__给定原文__
使用 TPU 训练 Keras 模型时的 InternalError答案

【问题标题】：InternalError when using TPU for training Keras model使用 TPU 训练 Keras 模型时的 InternalError
【发布时间】：2022-01-25 11:05:31
【问题描述】：

我正在尝试使用 link 从 Tensorflow Hub 在 Google Colab 上微调 BERT 模型。

但是，我遇到了以下错误：

InternalError: RET_CHECK failure (third_party/tensorflow/core/tpu/graph_rewrite/distributed_tpu_rewrite_pass.cc:2047) arg_shape.handle_type != DT_INVALID  input edge: [id=2693 model_preprocessing_67660:0 -> cluster_train_function:628]

当我运行 model.fit(...) 函数时。

此错误仅在我尝试使用 TPU 时发生（在 CPU 上运行良好，但训练时间很长）。

这是我设置 TPU 和模型的代码：

TPU 设置：

import os
os.environ["TFHUB_MODEL_LOAD_FORMAT"]="UNCOMPRESSED"

cluster_resolver = tf.distribute.cluster_resolver.TPUClusterResolver(tpu='')
tf.config.experimental_connect_to_cluster(cluster_resolver)
tf.tpu.experimental.initialize_tpu_system(cluster_resolver)
strategy = tf.distribute.TPUStrategy(cluster_resolver)

模型设置：

def build_classifier_model():
  text_input = tf.keras.layers.Input(shape=(), dtype=tf.string, name='text')
  preprocessing_layer = hub.KerasLayer('https://tfhub.dev/tensorflow/bert_en_uncased_preprocess/3', name='preprocessing')
  encoder_inputs = preprocessing_layer(text_input)
  encoder = hub.KerasLayer('https://tfhub.dev/google/experts/bert/wiki_books/sst2/2', trainable=True, name='BERT_encoder')
  outputs = encoder(encoder_inputs)
  net = outputs['pooled_output']
  net = tf.keras.layers.Dropout(0.1)(net)
  net = tf.keras.layers.Dense(1, activation=None, name='classifier')(net)
  return tf.keras.Model(text_input, net)

模型训练

with strategy.scope():

  bert_model = build_classifier_model()
  loss = tf.keras.losses.BinaryCrossentropy(from_logits=True)
  metrics = tf.metrics.BinaryAccuracy()

__任务说明__
上面那篇讲用 TPU 训练 Keras 模型报错的帖子写到一半停住了，请从它停下的地方接着往下写。

__摘录材料__
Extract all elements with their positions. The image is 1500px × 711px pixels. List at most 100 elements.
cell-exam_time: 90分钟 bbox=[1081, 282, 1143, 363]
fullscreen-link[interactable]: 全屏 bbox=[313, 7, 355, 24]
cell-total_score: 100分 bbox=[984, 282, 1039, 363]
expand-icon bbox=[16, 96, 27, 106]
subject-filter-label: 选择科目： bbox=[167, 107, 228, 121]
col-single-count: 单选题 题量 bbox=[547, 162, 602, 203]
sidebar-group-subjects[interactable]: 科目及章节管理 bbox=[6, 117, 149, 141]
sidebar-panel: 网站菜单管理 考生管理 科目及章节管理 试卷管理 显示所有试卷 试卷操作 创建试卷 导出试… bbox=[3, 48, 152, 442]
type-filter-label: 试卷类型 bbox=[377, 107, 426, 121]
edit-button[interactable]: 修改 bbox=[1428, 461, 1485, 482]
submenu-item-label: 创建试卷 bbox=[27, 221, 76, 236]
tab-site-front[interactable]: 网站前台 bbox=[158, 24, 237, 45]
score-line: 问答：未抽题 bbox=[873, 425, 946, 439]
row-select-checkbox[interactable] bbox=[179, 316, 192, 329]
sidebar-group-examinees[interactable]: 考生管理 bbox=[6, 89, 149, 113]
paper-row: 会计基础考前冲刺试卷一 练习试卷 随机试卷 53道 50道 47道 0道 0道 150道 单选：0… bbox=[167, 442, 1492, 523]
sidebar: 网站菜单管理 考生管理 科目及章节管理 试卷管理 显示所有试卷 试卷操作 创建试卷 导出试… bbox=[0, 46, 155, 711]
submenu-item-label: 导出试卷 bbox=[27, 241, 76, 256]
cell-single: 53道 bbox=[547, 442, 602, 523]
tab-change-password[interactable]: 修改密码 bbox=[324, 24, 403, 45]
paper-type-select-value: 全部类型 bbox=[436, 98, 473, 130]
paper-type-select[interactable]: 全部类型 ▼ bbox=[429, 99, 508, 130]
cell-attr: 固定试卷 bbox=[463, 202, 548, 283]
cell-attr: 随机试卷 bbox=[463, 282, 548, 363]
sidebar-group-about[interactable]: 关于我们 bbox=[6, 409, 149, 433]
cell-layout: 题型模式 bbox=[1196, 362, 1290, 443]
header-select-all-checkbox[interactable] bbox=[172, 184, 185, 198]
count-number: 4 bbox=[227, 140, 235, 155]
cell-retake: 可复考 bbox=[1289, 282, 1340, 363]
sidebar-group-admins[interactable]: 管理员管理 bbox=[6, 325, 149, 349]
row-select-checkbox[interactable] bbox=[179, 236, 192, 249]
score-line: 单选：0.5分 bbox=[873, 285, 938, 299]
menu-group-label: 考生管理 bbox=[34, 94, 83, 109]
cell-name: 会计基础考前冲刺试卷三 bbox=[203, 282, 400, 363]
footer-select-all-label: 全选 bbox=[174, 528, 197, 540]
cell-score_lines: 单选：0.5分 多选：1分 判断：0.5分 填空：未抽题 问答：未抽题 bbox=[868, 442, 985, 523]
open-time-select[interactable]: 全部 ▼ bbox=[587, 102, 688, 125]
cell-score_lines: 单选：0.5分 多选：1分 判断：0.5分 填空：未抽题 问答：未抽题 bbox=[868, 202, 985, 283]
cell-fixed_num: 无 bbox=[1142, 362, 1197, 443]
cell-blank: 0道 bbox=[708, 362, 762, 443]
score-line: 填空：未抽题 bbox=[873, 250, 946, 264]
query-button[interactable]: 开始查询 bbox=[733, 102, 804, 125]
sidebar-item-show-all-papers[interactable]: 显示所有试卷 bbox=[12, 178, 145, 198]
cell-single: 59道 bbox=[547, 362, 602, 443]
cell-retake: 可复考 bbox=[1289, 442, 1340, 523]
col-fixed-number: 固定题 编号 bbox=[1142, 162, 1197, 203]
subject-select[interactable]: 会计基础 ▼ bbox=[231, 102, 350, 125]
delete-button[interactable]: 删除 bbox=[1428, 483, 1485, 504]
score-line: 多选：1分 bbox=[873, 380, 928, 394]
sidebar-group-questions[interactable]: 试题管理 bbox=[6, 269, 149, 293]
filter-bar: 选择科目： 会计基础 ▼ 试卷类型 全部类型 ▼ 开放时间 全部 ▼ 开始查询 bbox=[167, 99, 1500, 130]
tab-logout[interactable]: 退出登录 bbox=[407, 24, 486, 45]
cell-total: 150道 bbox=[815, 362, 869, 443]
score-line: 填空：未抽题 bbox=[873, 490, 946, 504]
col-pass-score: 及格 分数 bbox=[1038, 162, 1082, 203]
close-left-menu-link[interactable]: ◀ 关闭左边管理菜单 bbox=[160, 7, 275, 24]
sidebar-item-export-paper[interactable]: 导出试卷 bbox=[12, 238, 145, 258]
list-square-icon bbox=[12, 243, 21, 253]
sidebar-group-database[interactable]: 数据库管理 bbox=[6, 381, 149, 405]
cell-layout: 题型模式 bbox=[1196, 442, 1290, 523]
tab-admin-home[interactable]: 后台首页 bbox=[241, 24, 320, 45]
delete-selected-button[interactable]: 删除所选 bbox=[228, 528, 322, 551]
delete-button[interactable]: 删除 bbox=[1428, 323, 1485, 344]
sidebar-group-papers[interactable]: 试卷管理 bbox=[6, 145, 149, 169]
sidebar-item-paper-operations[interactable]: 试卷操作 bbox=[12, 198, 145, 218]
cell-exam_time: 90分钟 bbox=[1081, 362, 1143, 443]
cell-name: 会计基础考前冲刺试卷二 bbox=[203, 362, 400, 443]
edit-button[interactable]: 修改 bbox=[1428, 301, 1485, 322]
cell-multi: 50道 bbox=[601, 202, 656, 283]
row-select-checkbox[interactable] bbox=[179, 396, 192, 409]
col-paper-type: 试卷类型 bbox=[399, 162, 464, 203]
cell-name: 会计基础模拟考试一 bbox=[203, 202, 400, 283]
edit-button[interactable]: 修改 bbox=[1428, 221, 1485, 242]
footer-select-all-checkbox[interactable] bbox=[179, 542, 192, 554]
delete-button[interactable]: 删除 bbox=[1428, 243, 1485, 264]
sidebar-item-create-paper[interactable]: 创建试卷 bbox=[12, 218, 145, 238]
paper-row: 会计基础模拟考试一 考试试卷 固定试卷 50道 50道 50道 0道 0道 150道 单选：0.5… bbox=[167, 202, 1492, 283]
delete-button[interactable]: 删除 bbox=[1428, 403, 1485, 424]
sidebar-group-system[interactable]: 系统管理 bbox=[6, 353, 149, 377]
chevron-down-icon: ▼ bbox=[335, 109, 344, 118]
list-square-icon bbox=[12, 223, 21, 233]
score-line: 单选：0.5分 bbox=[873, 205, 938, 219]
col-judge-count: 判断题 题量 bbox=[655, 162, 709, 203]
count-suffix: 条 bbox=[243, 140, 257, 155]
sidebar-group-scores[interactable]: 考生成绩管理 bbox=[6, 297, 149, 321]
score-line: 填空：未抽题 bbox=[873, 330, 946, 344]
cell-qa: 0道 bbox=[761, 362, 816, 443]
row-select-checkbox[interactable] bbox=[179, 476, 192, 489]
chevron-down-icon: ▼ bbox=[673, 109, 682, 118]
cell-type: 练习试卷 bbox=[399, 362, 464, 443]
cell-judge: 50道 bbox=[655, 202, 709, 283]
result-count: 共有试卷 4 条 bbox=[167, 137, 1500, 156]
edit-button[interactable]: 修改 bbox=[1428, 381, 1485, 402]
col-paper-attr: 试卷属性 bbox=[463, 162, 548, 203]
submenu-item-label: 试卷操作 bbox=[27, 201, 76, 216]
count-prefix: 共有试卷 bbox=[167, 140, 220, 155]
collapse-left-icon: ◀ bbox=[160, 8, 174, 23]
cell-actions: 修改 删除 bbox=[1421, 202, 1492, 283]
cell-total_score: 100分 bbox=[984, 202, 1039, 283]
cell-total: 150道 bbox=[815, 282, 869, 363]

__书面回答__
  epochs = 1
  steps_per_epoch = 1280000
  num_train_steps = steps_per_epoch * epochs
  num_warmup_steps = int(0.1*num_train_steps)

  init_lr = 3e-5
  optimizer = optimization.create_optimizer(init_lr=init_lr,
                                          num_train_steps=num_train_steps,
                                          num_warmup_steps=num_warmup_steps,
                                          optimizer_type='adamw')
  bert_model.compile(optimizer=optimizer,
                         loss=loss,
                         metrics=metrics)
  print(f'Training model')
  history = bert_model.fit(x=X_train, y=y_train,
                               validation_data=(X_val, y_val),
                               epochs=epochs)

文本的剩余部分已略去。